--- start Rows ---
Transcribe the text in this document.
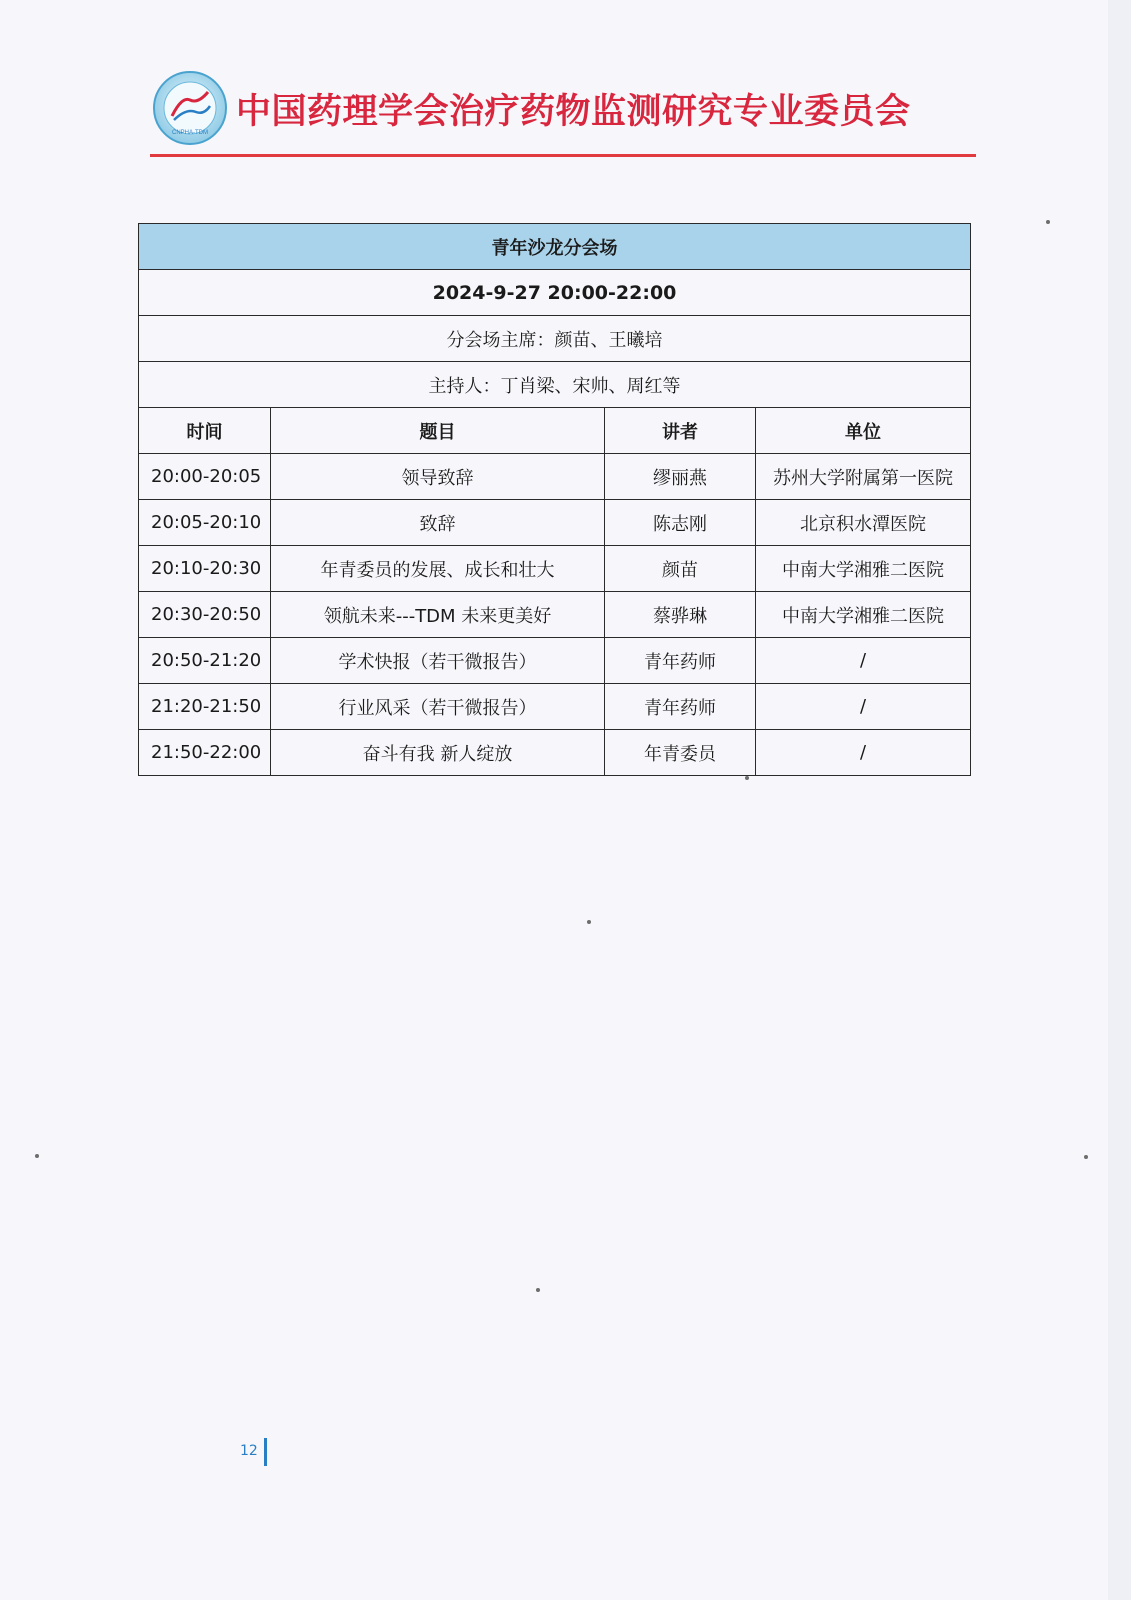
CNPHA-TDM
中国药理学会治疗药物监测研究专业委员会
青年沙龙分会场			
2024-9-27 20:00-22:00			
分会场主席：颜苗、王曦培			
主持人：丁肖梁、宋帅、周红等			
时间	题目	讲者	单位
20:00-20:05	领导致辞	缪丽燕	苏州大学附属第一医院
20:05-20:10	致辞	陈志刚	北京积水潭医院
20:10-20:30	年青委员的发展、成长和壮大	颜苗	中南大学湘雅二医院
20:30-20:50	领航未来---TDM 未来更美好	蔡骅琳	中南大学湘雅二医院
20:50-21:20	学术快报（若干微报告）	青年药师	/
21:20-21:50	行业风采（若干微报告）	青年药师	/
21:50-22:00	奋斗有我 新人绽放	年青委员	/
12
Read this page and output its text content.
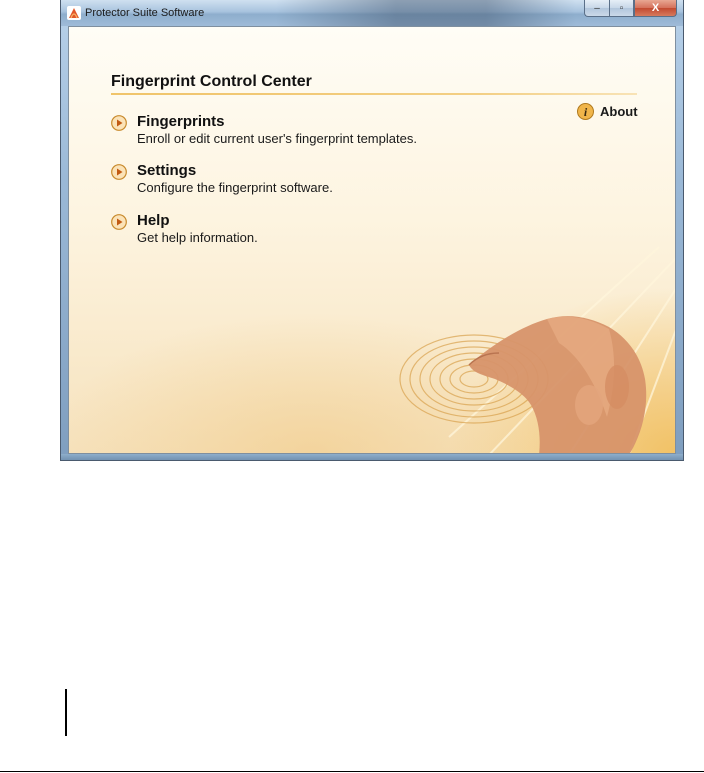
Protector Suite Software	– ▫	X
Fingerprint Control Center
i About
Fingerprints
Enroll or edit current user's fingerprint templates.
Settings
Configure the fingerprint software.
Help
Get help information.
--- end Rows ---
**Task brief**
Go back to the records above and write them out exactly, without the pictures.

**Worked solution**
Transcribe the text in this document.
CNPHA-TDM
中国药理学会治疗药物监测研究专业委员会
青年沙龙分会场			
2024-9-27 20:00-22:00			
分会场主席：颜苗、王曦培			
主持人：丁肖梁、宋帅、周红等			
时间	题目	讲者	单位
20:00-20:05	领导致辞	缪丽燕	苏州大学附属第一医院
20:05-20:10	致辞	陈志刚	北京积水潭医院
20:10-20:30	年青委员的发展、成长和壮大	颜苗	中南大学湘雅二医院
20:30-20:50	领航未来---TDM 未来更美好	蔡骅琳	中南大学湘雅二医院
20:50-21:20	学术快报（若干微报告）	青年药师	/
21:20-21:50	行业风采（若干微报告）	青年药师	/
21:50-22:00	奋斗有我 新人绽放	年青委员	/
12
Read this page and output its text content.
Protector Suite Software	– ▫	X
Fingerprint Control Center
i About
Fingerprints
Enroll or edit current user's fingerprint templates.
Settings
Configure the fingerprint software.
Help
Get help information.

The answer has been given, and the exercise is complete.